# Görev
Aşağıdaki girdilerde "压缩文件" dizgesini içeren satırların sayısını ver, başka hiçbir şey yazma. Büyük-küçük harf ayrımı dikkate alınsın.

# Kayıtlı girdiler
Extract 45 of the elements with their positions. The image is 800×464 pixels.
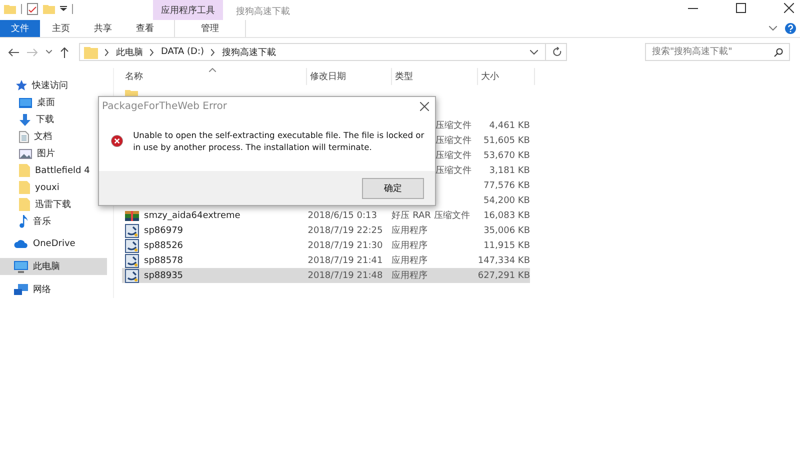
file-date: 2018/7/19 21:48	[308, 270, 383, 280]
file-size: 54,200 KB	[484, 196, 530, 206]
file-name: sp88578	[144, 256, 184, 266]
sidebar-label: OneDrive	[33, 238, 76, 248]
sidebar-label: Battlefield 4	[35, 166, 90, 176]
sidebar-label: 桌面	[37, 96, 55, 109]
sidebar-label: 音乐	[33, 216, 51, 228]
file-size: 35,006 KB	[484, 226, 530, 236]
file-size: 11,915 KB	[484, 240, 530, 250]
file-type: 压缩文件	[435, 150, 472, 162]
file-name: sp88526	[144, 240, 184, 250]
file-type: 应用程序	[392, 224, 428, 237]
file-size: 627,291 KB	[478, 270, 530, 280]
file-size: 16,083 KB	[484, 210, 530, 220]
sidebar-label: 此电脑	[33, 260, 60, 273]
file-date: 2018/7/19 21:30	[308, 240, 383, 250]
file-size: 3,181 KB	[489, 166, 530, 176]
file-type: 应用程序	[392, 270, 428, 282]
file-name: sp88935	[144, 270, 184, 280]
file-type: 好压 RAR 压缩文件	[392, 210, 470, 222]
file-size: 147,334 KB	[478, 256, 530, 266]
sidebar-label: 迅雷下载	[35, 198, 71, 211]
sidebar-label: 下载	[36, 114, 54, 126]
sidebar-label: 图片	[37, 148, 55, 160]
file-type: 应用程序	[392, 254, 428, 267]
file-size: 51,605 KB	[484, 136, 530, 146]
context-tab-header: 应用程序工具	[153, 0, 223, 20]
file-date: 2018/7/19 21:41	[308, 256, 383, 266]
file-name: sp86979	[144, 226, 184, 236]
file-name: smzy_aida64extreme	[144, 210, 240, 220]
sidebar-label: 文档	[34, 130, 52, 143]
file-date: 2018/7/19 22:25	[308, 226, 383, 236]
file-size: 53,670 KB	[484, 150, 530, 160]
window-title: 搜狗高速下載	[236, 6, 290, 18]
file-type: 压缩文件	[435, 134, 472, 147]
file-type: 压缩文件	[435, 120, 472, 132]
dialog-title: PackageForTheWeb Error	[102, 100, 228, 112]
file-type: 压缩文件	[435, 164, 472, 177]
file-size: 4,461 KB	[489, 120, 530, 130]
sidebar-label: 网络	[33, 284, 51, 296]
error-message: Unable to open the self-extracting executable file. The file is locked or in use by another process. The installation will terminate.	[133, 129, 425, 153]
sidebar-label: 快速访问	[32, 80, 68, 92]
file-type: 应用程序	[392, 240, 428, 252]
file-date: 2018/6/15 0:13	[308, 210, 377, 220]
sidebar-label: youxi	[35, 182, 60, 192]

# Yanıt
5